**INPUT FOR THIS TASK:**
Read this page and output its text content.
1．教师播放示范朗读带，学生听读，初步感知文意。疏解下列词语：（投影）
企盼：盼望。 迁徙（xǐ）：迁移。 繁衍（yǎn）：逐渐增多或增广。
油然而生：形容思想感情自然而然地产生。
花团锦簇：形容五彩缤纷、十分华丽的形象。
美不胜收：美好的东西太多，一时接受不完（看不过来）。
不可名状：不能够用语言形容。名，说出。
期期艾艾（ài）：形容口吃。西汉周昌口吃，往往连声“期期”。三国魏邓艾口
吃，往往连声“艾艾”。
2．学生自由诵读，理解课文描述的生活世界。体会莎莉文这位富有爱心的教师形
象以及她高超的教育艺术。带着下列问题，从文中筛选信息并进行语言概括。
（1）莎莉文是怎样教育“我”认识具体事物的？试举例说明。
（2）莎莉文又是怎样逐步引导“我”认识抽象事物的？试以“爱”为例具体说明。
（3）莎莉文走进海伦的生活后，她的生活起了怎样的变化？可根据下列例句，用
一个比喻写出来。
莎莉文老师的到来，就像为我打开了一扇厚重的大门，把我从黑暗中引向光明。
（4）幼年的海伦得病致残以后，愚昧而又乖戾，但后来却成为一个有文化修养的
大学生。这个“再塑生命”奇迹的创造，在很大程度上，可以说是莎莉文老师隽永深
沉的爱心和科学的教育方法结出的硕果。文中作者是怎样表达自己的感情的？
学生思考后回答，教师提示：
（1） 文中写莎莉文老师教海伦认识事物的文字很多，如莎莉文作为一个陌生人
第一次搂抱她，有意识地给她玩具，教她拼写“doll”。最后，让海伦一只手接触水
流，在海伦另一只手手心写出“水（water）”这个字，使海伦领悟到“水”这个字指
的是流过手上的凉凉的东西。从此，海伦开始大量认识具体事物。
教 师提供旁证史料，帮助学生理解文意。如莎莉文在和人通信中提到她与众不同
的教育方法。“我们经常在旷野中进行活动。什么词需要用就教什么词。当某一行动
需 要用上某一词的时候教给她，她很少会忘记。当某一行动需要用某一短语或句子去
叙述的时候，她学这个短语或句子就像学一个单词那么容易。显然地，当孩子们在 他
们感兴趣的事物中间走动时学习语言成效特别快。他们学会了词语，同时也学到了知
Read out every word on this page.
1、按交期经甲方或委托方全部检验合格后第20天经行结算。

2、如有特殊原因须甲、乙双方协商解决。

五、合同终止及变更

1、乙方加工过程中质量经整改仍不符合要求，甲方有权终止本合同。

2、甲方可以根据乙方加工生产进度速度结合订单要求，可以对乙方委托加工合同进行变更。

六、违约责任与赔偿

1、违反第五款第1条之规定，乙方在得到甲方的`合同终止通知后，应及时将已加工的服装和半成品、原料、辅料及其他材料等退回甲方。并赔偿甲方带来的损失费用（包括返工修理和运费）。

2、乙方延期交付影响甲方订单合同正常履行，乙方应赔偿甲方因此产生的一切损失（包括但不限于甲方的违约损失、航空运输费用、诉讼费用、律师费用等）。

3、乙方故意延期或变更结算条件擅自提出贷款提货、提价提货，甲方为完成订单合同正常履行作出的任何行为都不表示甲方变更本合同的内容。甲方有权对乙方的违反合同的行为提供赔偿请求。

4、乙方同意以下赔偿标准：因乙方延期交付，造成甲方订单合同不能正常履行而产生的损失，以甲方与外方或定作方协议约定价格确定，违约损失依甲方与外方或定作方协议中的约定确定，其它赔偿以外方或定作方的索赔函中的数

**DIRECTION:** From the records above, pick out and copy each line holding the word "page".

**WORKED SOLUTION:**
Read this page and output its text content.
Read out every word on this page.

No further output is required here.